§ **MATERIAL FOR THIS EXERCISE**
══════════
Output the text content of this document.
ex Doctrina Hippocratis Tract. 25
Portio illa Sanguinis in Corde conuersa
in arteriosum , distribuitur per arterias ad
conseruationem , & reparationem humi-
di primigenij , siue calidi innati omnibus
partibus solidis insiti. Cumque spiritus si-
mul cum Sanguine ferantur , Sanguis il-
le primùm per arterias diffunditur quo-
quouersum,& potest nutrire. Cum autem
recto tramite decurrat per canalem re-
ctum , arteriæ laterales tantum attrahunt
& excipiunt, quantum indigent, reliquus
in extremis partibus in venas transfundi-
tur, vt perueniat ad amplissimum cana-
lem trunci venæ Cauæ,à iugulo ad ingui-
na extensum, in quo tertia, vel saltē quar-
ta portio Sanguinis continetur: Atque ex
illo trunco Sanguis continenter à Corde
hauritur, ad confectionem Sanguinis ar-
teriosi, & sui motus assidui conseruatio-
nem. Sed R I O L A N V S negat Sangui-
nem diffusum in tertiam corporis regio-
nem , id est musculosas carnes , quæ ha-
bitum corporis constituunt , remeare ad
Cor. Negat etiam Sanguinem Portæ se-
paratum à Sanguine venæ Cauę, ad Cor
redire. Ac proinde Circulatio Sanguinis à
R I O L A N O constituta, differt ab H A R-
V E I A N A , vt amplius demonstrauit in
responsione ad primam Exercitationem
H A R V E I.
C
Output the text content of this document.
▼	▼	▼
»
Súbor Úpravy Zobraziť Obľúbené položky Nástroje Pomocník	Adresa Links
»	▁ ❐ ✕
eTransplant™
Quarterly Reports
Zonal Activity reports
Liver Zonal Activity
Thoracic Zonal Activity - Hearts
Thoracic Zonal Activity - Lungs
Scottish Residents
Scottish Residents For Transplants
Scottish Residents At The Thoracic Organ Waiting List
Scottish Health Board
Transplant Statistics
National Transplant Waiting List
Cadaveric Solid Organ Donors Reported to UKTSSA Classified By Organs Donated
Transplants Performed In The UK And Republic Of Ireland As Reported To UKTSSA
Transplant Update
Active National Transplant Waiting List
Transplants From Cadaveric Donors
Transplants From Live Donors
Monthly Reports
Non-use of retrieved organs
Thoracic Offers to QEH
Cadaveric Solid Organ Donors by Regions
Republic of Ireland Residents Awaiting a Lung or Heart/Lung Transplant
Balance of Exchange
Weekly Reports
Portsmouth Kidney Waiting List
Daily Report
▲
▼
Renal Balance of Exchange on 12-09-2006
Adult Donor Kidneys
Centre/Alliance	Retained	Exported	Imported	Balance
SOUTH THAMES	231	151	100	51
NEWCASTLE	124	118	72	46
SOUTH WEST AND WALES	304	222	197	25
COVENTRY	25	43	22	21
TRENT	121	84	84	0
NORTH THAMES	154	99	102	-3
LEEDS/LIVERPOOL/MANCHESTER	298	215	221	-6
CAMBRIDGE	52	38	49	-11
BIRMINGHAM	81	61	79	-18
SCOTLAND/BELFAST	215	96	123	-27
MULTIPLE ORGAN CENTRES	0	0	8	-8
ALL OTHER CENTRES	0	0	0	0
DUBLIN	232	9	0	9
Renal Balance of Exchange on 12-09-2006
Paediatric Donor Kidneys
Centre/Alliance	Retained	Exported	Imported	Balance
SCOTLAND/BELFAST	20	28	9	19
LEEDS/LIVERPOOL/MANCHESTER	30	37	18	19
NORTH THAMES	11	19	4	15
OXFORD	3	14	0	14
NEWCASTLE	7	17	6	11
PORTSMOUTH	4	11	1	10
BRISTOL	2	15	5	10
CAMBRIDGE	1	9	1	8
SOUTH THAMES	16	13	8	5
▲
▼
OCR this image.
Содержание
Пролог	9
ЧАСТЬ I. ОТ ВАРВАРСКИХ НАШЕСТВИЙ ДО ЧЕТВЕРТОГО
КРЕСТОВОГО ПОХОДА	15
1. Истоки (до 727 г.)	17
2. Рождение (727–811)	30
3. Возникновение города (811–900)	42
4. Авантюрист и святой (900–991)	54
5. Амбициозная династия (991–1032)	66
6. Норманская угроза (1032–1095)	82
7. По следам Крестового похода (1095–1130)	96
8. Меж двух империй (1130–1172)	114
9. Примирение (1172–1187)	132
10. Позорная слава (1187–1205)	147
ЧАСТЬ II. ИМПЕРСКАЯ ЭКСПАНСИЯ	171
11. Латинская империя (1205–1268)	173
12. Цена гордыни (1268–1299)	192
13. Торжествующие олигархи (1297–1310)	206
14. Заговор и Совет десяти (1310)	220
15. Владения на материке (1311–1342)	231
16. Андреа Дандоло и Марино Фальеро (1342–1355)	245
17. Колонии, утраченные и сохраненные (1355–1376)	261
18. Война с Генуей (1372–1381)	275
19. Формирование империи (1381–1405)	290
══════════
§ **WHAT TO DO**
Lines holding the word "corporis" in the entries above are the ones to pull out. Copy them all.

§ **SOLUTION FOR THIS TASK**
nem diffusum in tertiam corporis regio-
bitum corporis constituunt , remeare ad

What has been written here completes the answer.